### Task statement
In the records below, locate the line containing "Convert this document image to plain text.", then extract it and all following lines exactly, ending with the last line.

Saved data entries

#####

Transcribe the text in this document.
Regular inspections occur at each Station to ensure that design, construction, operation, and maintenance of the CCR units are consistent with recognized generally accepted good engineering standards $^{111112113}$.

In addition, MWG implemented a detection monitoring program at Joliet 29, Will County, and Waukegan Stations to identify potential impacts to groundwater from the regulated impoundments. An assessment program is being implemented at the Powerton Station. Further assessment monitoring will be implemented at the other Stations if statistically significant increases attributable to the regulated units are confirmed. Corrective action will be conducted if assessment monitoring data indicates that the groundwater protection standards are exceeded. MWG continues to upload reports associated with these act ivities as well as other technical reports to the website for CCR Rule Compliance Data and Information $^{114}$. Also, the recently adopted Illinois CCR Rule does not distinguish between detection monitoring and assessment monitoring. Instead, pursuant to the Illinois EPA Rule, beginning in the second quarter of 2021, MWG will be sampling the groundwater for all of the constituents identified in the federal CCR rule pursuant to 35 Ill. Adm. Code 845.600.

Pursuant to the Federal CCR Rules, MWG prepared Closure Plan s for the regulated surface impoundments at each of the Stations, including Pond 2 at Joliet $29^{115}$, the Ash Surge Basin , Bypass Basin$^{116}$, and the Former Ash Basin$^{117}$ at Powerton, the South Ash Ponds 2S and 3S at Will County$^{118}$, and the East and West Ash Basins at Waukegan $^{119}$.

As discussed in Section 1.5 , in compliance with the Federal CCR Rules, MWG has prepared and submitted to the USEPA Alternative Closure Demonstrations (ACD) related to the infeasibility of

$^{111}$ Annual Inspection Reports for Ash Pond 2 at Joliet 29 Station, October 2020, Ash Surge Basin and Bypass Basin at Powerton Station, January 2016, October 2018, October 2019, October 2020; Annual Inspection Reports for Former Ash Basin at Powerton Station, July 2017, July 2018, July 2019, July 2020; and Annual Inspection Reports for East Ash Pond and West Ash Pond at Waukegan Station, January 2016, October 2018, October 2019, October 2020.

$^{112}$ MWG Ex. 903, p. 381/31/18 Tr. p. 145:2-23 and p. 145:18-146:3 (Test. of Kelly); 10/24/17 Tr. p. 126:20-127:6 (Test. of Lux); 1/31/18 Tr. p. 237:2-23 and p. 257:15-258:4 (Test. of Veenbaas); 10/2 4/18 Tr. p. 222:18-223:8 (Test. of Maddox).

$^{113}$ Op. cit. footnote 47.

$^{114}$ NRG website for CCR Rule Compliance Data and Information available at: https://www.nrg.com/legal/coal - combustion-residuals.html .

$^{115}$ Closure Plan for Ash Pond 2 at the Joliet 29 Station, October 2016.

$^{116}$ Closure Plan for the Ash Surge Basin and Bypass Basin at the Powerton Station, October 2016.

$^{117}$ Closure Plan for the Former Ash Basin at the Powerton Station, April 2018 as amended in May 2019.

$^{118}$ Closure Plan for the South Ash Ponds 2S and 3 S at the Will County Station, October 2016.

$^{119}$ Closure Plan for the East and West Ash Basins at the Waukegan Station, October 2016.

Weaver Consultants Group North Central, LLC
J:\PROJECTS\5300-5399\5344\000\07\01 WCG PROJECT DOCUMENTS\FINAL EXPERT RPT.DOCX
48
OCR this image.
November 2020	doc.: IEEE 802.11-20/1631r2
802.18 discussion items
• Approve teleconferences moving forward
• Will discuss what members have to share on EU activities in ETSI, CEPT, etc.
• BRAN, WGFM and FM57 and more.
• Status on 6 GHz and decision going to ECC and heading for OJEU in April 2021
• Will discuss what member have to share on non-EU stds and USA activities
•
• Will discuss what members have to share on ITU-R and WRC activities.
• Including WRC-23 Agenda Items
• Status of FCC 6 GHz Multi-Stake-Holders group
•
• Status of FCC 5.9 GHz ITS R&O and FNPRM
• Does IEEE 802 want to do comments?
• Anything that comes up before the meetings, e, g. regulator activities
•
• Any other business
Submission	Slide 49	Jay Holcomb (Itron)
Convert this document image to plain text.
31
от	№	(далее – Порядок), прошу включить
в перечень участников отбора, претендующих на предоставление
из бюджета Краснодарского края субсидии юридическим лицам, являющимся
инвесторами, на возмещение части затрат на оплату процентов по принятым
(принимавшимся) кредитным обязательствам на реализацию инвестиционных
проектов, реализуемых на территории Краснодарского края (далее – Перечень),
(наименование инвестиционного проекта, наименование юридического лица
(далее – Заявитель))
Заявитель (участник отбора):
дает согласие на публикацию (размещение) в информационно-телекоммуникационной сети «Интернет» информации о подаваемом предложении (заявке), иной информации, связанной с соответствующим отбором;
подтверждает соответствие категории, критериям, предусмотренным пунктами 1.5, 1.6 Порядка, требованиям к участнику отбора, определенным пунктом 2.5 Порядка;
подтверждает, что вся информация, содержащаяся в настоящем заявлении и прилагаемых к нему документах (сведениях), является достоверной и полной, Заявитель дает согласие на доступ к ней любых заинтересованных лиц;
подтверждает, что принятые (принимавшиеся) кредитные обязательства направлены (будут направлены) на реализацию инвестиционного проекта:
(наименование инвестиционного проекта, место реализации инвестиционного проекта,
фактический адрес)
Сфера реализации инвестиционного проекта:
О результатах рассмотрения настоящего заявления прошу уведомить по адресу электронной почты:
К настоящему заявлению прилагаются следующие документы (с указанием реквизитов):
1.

#####

### Reply to the task
Convert this document image to plain text.
31
от	№	(далее – Порядок), прошу включить
в перечень участников отбора, претендующих на предоставление
из бюджета Краснодарского края субсидии юридическим лицам, являющимся
инвесторами, на возмещение части затрат на оплату процентов по принятым
(принимавшимся) кредитным обязательствам на реализацию инвестиционных
проектов, реализуемых на территории Краснодарского края (далее – Перечень),
(наименование инвестиционного проекта, наименование юридического лица
(далее – Заявитель))
Заявитель (участник отбора):
дает согласие на публикацию (размещение) в информационно-телекоммуникационной сети «Интернет» информации о подаваемом предложении (заявке), иной информации, связанной с соответствующим отбором;
подтверждает соответствие категории, критериям, предусмотренным пунктами 1.5, 1.6 Порядка, требованиям к участнику отбора, определенным пунктом 2.5 Порядка;
подтверждает, что вся информация, содержащаяся в настоящем заявлении и прилагаемых к нему документах (сведениях), является достоверной и полной, Заявитель дает согласие на доступ к ней любых заинтересованных лиц;
подтверждает, что принятые (принимавшиеся) кредитные обязательства направлены (будут направлены) на реализацию инвестиционного проекта:
(наименование инвестиционного проекта, место реализации инвестиционного проекта,
фактический адрес)
Сфера реализации инвестиционного проекта:
О результатах рассмотрения настоящего заявления прошу уведомить по адресу электронной почты:
К настоящему заявлению прилагаются следующие документы (с указанием реквизитов):
1.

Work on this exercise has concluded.